» **Entries**:

━━━━

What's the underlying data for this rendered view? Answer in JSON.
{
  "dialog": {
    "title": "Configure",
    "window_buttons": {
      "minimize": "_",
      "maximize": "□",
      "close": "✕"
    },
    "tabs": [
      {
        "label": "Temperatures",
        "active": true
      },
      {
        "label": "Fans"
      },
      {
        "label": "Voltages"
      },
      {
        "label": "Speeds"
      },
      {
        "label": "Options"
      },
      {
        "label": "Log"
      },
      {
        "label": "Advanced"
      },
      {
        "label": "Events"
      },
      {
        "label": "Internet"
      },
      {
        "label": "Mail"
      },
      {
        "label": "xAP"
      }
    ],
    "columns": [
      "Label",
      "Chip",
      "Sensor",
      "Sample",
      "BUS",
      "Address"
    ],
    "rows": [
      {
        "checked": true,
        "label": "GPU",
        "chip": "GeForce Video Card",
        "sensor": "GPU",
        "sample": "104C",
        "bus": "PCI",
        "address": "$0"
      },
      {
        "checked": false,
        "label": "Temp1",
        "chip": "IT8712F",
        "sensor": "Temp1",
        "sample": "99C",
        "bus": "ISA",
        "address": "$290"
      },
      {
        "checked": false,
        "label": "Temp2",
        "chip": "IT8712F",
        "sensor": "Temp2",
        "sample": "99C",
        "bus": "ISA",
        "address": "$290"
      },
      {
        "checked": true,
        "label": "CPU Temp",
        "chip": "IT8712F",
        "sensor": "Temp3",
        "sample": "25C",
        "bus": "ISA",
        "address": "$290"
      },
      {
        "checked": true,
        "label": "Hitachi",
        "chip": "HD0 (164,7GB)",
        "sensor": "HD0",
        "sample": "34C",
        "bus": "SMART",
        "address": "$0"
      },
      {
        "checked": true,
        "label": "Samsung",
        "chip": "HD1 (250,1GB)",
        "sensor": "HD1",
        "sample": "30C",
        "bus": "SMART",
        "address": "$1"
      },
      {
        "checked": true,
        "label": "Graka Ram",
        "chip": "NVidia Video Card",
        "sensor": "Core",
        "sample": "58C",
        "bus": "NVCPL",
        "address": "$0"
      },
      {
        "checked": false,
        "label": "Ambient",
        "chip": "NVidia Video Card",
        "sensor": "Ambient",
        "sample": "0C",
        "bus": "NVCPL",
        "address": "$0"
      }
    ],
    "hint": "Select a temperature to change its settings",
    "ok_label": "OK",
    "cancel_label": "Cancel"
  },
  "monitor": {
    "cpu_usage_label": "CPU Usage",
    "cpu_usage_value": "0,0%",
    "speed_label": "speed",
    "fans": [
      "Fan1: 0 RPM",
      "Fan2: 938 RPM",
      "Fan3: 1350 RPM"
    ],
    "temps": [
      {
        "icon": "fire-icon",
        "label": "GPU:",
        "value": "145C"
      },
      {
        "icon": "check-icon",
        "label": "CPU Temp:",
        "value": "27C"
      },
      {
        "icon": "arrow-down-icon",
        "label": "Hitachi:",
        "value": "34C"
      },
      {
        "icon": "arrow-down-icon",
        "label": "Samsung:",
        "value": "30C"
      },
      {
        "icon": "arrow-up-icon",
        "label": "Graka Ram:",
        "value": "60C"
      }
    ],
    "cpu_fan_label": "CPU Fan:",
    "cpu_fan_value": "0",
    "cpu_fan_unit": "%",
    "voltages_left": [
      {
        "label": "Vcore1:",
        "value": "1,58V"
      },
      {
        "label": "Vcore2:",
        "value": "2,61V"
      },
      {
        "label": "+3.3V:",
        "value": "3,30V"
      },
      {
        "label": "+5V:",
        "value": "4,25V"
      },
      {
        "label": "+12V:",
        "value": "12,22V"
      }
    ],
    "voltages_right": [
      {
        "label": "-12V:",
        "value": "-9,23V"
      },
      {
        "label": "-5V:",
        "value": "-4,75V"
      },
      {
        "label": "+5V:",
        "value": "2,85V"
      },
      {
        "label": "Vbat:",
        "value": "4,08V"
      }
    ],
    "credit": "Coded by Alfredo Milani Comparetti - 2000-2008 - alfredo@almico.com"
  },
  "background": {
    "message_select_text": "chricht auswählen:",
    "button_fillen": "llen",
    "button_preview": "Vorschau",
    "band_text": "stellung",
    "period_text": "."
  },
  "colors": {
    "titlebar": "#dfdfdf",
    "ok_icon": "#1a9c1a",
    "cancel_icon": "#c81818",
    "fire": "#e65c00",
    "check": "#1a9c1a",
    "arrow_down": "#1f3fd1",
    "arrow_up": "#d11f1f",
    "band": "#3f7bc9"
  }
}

━━━━

» **What the exercise asks**: Print every entry exactly as it appears.

» **Solution**:
What's the underlying data for this rendered view? Answer in JSON.
{
  "dialog": {
    "title": "Configure",
    "window_buttons": {
      "minimize": "_",
      "maximize": "□",
      "close": "✕"
    },
    "tabs": [
      {
        "label": "Temperatures",
        "active": true
      },
      {
        "label": "Fans"
      },
      {
        "label": "Voltages"
      },
      {
        "label": "Speeds"
      },
      {
        "label": "Options"
      },
      {
        "label": "Log"
      },
      {
        "label": "Advanced"
      },
      {
        "label": "Events"
      },
      {
        "label": "Internet"
      },
      {
        "label": "Mail"
      },
      {
        "label": "xAP"
      }
    ],
    "columns": [
      "Label",
      "Chip",
      "Sensor",
      "Sample",
      "BUS",
      "Address"
    ],
    "rows": [
      {
        "checked": true,
        "label": "GPU",
        "chip": "GeForce Video Card",
        "sensor": "GPU",
        "sample": "104C",
        "bus": "PCI",
        "address": "$0"
      },
      {
        "checked": false,
        "label": "Temp1",
        "chip": "IT8712F",
        "sensor": "Temp1",
        "sample": "99C",
        "bus": "ISA",
        "address": "$290"
      },
      {
        "checked": false,
        "label": "Temp2",
        "chip": "IT8712F",
        "sensor": "Temp2",
        "sample": "99C",
        "bus": "ISA",
        "address": "$290"
      },
      {
        "checked": true,
        "label": "CPU Temp",
        "chip": "IT8712F",
        "sensor": "Temp3",
        "sample": "25C",
        "bus": "ISA",
        "address": "$290"
      },
      {
        "checked": true,
        "label": "Hitachi",
        "chip": "HD0 (164,7GB)",
        "sensor": "HD0",
        "sample": "34C",
        "bus": "SMART",
        "address": "$0"
      },
      {
        "checked": true,
        "label": "Samsung",
        "chip": "HD1 (250,1GB)",
        "sensor": "HD1",
        "sample": "30C",
        "bus": "SMART",
        "address": "$1"
      },
      {
        "checked": true,
        "label": "Graka Ram",
        "chip": "NVidia Video Card",
        "sensor": "Core",
        "sample": "58C",
        "bus": "NVCPL",
        "address": "$0"
      },
      {
        "checked": false,
        "label": "Ambient",
        "chip": "NVidia Video Card",
        "sensor": "Ambient",
        "sample": "0C",
        "bus": "NVCPL",
        "address": "$0"
      }
    ],
    "hint": "Select a temperature to change its settings",
    "ok_label": "OK",
    "cancel_label": "Cancel"
  },
  "monitor": {
    "cpu_usage_label": "CPU Usage",
    "cpu_usage_value": "0,0%",
    "speed_label": "speed",
    "fans": [
      "Fan1: 0 RPM",
      "Fan2: 938 RPM",
      "Fan3: 1350 RPM"
    ],
    "temps": [
      {
        "icon": "fire-icon",
        "label": "GPU:",
        "value": "145C"
      },
      {
        "icon": "check-icon",
        "label": "CPU Temp:",
        "value": "27C"
      },
      {
        "icon": "arrow-down-icon",
        "label": "Hitachi:",
        "value": "34C"
      },
      {
        "icon": "arrow-down-icon",
        "label": "Samsung:",
        "value": "30C"
      },
      {
        "icon": "arrow-up-icon",
        "label": "Graka Ram:",
        "value": "60C"
      }
    ],
    "cpu_fan_label": "CPU Fan:",
    "cpu_fan_value": "0",
    "cpu_fan_unit": "%",
    "voltages_left": [
      {
        "label": "Vcore1:",
        "value": "1,58V"
      },
      {
        "label": "Vcore2:",
        "value": "2,61V"
      },
      {
        "label": "+3.3V:",
        "value": "3,30V"
      },
      {
        "label": "+5V:",
        "value": "4,25V"
      },
      {
        "label": "+12V:",
        "value": "12,22V"
      }
    ],
    "voltages_right": [
      {
        "label": "-12V:",
        "value": "-9,23V"
      },
      {
        "label": "-5V:",
        "value": "-4,75V"
      },
      {
        "label": "+5V:",
        "value": "2,85V"
      },
      {
        "label": "Vbat:",
        "value": "4,08V"
      }
    ],
    "credit": "Coded by Alfredo Milani Comparetti - 2000-2008 - alfredo@almico.com"
  },
  "background": {
    "message_select_text": "chricht auswählen:",
    "button_fillen": "llen",
    "button_preview": "Vorschau",
    "band_text": "stellung",
    "period_text": "."
  },
  "colors": {
    "titlebar": "#dfdfdf",
    "ok_icon": "#1a9c1a",
    "cancel_icon": "#c81818",
    "fire": "#e65c00",
    "check": "#1a9c1a",
    "arrow_down": "#1f3fd1",
    "arrow_up": "#d11f1f",
    "band": "#3f7bc9"
  }
}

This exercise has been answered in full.